------ Given records ------
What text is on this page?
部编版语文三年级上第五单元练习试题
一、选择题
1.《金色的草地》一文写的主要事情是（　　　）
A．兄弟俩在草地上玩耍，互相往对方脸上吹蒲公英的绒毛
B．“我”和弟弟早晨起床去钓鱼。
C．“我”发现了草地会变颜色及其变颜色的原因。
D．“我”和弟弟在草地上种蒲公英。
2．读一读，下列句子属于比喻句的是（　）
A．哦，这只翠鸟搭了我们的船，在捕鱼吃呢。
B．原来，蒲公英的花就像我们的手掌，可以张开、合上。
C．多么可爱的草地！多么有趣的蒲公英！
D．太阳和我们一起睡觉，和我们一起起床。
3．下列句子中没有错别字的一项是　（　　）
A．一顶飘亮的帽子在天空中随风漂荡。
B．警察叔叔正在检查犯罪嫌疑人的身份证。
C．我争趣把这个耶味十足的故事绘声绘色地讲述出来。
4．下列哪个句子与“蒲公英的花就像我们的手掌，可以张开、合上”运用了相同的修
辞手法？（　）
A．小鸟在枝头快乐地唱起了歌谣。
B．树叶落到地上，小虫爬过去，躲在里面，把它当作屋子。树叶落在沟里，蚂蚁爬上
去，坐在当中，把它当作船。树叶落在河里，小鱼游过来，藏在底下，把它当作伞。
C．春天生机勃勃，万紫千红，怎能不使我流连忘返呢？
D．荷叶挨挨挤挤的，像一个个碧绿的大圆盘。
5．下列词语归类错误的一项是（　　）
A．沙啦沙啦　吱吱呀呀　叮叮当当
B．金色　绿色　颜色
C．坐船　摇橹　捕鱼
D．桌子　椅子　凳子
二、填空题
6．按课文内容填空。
------
------ Given records ------
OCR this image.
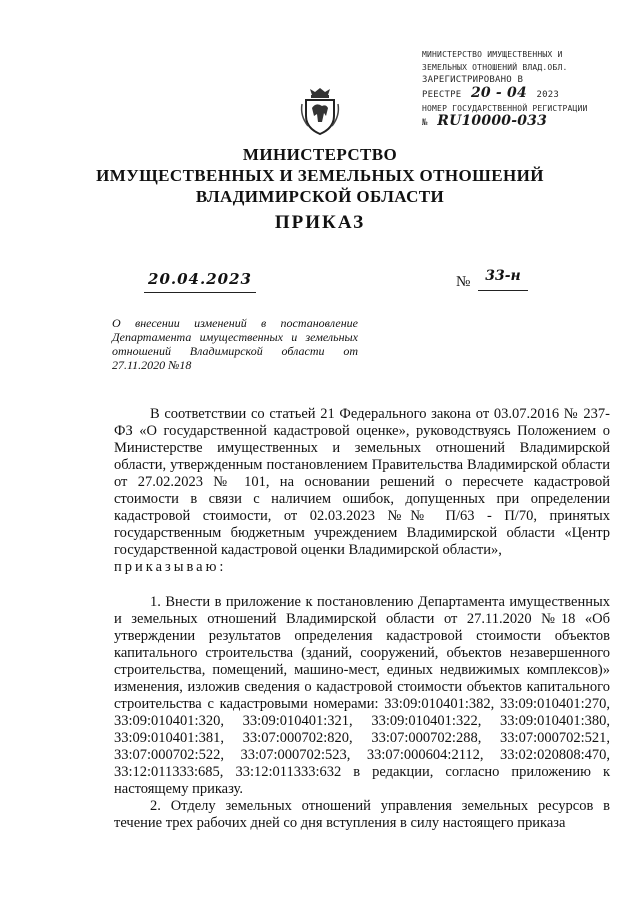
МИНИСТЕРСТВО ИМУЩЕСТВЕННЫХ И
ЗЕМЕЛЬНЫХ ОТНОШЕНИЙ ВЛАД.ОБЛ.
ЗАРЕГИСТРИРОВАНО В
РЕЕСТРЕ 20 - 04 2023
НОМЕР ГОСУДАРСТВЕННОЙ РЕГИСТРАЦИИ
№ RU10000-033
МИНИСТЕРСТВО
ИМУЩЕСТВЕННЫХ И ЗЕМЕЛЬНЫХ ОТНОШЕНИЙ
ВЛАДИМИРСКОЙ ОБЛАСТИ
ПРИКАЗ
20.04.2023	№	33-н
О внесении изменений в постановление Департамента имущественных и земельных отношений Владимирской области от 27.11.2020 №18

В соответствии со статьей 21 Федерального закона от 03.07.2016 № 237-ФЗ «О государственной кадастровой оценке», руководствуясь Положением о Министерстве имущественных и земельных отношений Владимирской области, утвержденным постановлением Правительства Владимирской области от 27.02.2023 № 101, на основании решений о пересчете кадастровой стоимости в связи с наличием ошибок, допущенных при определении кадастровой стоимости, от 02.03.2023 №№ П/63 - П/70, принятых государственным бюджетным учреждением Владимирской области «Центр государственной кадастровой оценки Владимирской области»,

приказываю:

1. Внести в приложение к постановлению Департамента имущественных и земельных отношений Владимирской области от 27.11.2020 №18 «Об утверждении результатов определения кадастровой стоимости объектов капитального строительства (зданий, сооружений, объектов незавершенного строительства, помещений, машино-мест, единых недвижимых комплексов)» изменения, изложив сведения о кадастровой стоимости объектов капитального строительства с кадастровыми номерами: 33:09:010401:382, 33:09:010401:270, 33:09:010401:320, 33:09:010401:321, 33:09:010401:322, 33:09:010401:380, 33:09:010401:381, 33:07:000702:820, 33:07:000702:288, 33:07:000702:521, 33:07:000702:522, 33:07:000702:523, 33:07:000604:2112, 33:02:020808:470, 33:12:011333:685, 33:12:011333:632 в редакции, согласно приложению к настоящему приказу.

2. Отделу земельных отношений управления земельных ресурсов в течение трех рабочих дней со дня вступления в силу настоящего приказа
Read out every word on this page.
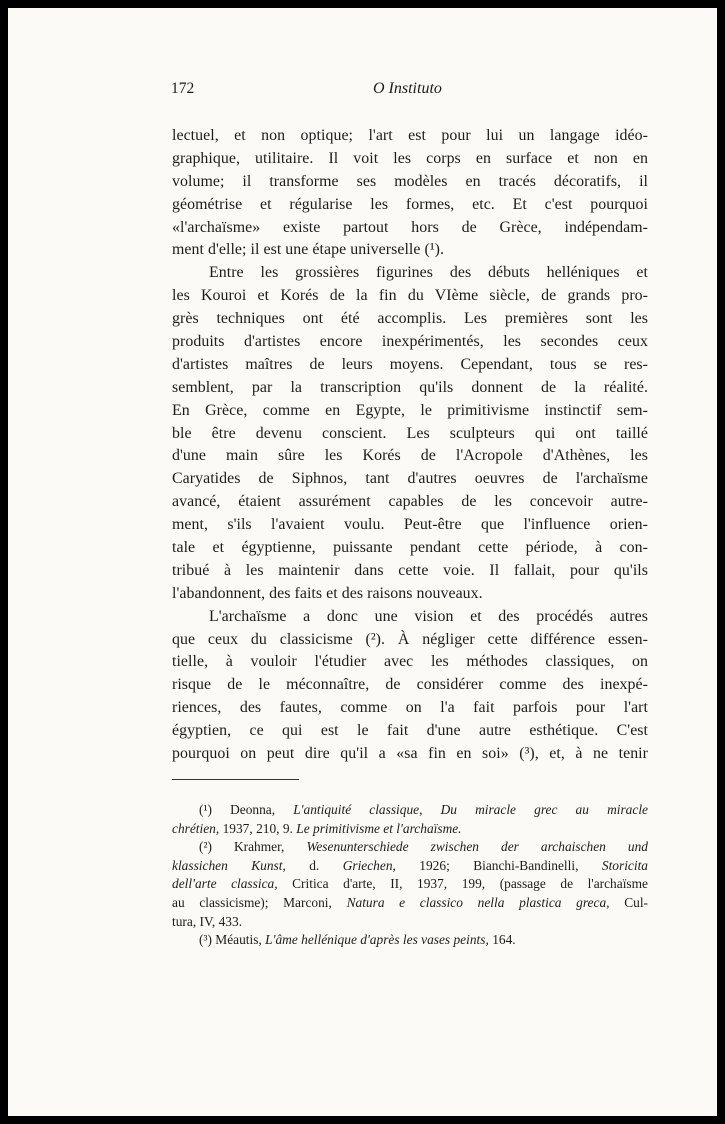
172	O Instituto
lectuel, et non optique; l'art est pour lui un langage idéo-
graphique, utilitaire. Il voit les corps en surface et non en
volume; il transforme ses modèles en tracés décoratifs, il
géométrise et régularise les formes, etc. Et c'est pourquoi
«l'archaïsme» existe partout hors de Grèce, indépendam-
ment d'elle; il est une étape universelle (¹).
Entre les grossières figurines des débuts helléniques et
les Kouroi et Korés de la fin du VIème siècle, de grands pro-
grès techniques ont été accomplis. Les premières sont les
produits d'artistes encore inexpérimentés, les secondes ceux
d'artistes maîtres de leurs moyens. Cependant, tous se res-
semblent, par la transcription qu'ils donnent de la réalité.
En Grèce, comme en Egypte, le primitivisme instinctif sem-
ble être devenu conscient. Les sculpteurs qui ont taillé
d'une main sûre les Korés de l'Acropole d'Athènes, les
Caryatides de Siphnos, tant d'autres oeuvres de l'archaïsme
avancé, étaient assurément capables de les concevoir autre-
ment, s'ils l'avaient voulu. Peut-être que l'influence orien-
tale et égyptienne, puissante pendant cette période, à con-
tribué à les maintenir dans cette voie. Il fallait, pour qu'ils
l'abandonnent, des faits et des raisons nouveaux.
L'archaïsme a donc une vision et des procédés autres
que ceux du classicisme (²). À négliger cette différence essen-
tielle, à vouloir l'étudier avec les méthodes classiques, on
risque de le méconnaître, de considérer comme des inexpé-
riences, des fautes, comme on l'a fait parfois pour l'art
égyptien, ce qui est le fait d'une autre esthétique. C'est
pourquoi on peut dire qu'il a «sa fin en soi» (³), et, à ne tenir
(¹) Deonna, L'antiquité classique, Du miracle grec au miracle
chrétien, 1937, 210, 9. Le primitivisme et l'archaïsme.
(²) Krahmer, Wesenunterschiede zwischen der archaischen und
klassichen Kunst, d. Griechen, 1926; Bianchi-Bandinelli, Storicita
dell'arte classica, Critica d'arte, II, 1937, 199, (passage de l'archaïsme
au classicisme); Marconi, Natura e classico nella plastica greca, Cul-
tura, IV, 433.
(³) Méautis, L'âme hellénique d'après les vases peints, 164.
------
**Request**: Copy out every line holding the string "classicisme".

**Final answer**:
que ceux du classicisme (²). À négliger cette différence essen-
au classicisme); Marconi, Natura e classico nella plastica greca, Cul-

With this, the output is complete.